(Records from a collection of figures)
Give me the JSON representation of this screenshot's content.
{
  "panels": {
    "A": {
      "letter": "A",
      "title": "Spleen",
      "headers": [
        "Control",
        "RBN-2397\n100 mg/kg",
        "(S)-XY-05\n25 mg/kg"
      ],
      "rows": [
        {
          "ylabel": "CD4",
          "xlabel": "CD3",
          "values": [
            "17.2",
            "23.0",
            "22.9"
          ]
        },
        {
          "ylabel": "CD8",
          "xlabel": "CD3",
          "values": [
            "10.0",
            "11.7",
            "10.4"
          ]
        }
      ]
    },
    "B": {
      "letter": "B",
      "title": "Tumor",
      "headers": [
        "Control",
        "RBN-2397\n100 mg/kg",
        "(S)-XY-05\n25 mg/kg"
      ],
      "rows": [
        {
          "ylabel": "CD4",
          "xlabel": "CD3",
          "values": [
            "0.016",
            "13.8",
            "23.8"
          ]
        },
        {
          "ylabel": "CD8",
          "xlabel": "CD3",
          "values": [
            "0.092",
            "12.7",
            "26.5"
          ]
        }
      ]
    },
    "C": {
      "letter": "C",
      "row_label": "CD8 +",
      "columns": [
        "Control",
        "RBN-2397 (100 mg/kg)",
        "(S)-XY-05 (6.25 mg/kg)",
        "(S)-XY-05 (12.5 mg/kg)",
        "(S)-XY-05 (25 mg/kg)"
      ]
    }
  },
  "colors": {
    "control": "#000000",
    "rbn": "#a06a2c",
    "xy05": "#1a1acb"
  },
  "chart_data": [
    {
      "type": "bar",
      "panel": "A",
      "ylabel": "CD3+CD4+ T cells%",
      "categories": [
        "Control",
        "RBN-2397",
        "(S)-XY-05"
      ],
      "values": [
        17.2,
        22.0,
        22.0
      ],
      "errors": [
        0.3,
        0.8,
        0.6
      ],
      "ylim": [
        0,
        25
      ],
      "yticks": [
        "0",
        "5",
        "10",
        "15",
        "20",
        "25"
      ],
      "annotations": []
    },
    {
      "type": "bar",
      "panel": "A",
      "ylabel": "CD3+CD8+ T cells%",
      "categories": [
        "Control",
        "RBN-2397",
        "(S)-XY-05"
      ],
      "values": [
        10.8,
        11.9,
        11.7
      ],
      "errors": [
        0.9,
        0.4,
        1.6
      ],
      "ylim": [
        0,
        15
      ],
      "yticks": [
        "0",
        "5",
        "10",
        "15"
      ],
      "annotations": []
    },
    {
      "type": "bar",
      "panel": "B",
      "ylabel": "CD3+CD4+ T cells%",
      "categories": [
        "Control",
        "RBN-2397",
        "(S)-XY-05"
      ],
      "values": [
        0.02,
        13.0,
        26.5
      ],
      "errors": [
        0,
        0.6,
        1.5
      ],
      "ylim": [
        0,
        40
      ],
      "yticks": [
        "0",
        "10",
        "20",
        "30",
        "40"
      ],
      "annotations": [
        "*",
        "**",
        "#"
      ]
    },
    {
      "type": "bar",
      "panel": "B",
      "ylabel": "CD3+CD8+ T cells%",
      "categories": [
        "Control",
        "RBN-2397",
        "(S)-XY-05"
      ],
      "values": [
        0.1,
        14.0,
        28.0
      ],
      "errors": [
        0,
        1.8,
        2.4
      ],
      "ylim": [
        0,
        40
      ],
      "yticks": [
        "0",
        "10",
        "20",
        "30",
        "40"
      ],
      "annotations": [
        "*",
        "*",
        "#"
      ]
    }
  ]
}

__Work to complete__: Restate every entry word for word.

__Task answer__:
Give me the JSON representation of this screenshot's content.
{
  "panels": {
    "A": {
      "letter": "A",
      "title": "Spleen",
      "headers": [
        "Control",
        "RBN-2397\n100 mg/kg",
        "(S)-XY-05\n25 mg/kg"
      ],
      "rows": [
        {
          "ylabel": "CD4",
          "xlabel": "CD3",
          "values": [
            "17.2",
            "23.0",
            "22.9"
          ]
        },
        {
          "ylabel": "CD8",
          "xlabel": "CD3",
          "values": [
            "10.0",
            "11.7",
            "10.4"
          ]
        }
      ]
    },
    "B": {
      "letter": "B",
      "title": "Tumor",
      "headers": [
        "Control",
        "RBN-2397\n100 mg/kg",
        "(S)-XY-05\n25 mg/kg"
      ],
      "rows": [
        {
          "ylabel": "CD4",
          "xlabel": "CD3",
          "values": [
            "0.016",
            "13.8",
            "23.8"
          ]
        },
        {
          "ylabel": "CD8",
          "xlabel": "CD3",
          "values": [
            "0.092",
            "12.7",
            "26.5"
          ]
        }
      ]
    },
    "C": {
      "letter": "C",
      "row_label": "CD8 +",
      "columns": [
        "Control",
        "RBN-2397 (100 mg/kg)",
        "(S)-XY-05 (6.25 mg/kg)",
        "(S)-XY-05 (12.5 mg/kg)",
        "(S)-XY-05 (25 mg/kg)"
      ]
    }
  },
  "colors": {
    "control": "#000000",
    "rbn": "#a06a2c",
    "xy05": "#1a1acb"
  },
  "chart_data": [
    {
      "type": "bar",
      "panel": "A",
      "ylabel": "CD3+CD4+ T cells%",
      "categories": [
        "Control",
        "RBN-2397",
        "(S)-XY-05"
      ],
      "values": [
        17.2,
        22.0,
        22.0
      ],
      "errors": [
        0.3,
        0.8,
        0.6
      ],
      "ylim": [
        0,
        25
      ],
      "yticks": [
        "0",
        "5",
        "10",
        "15",
        "20",
        "25"
      ],
      "annotations": []
    },
    {
      "type": "bar",
      "panel": "A",
      "ylabel": "CD3+CD8+ T cells%",
      "categories": [
        "Control",
        "RBN-2397",
        "(S)-XY-05"
      ],
      "values": [
        10.8,
        11.9,
        11.7
      ],
      "errors": [
        0.9,
        0.4,
        1.6
      ],
      "ylim": [
        0,
        15
      ],
      "yticks": [
        "0",
        "5",
        "10",
        "15"
      ],
      "annotations": []
    },
    {
      "type": "bar",
      "panel": "B",
      "ylabel": "CD3+CD4+ T cells%",
      "categories": [
        "Control",
        "RBN-2397",
        "(S)-XY-05"
      ],
      "values": [
        0.02,
        13.0,
        26.5
      ],
      "errors": [
        0,
        0.6,
        1.5
      ],
      "ylim": [
        0,
        40
      ],
      "yticks": [
        "0",
        "10",
        "20",
        "30",
        "40"
      ],
      "annotations": [
        "*",
        "**",
        "#"
      ]
    },
    {
      "type": "bar",
      "panel": "B",
      "ylabel": "CD3+CD8+ T cells%",
      "categories": [
        "Control",
        "RBN-2397",
        "(S)-XY-05"
      ],
      "values": [
        0.1,
        14.0,
        28.0
      ],
      "errors": [
        0,
        1.8,
        2.4
      ],
      "ylim": [
        0,
        40
      ],
      "yticks": [
        "0",
        "10",
        "20",
        "30",
        "40"
      ],
      "annotations": [
        "*",
        "*",
        "#"
      ]
    }
  ]
}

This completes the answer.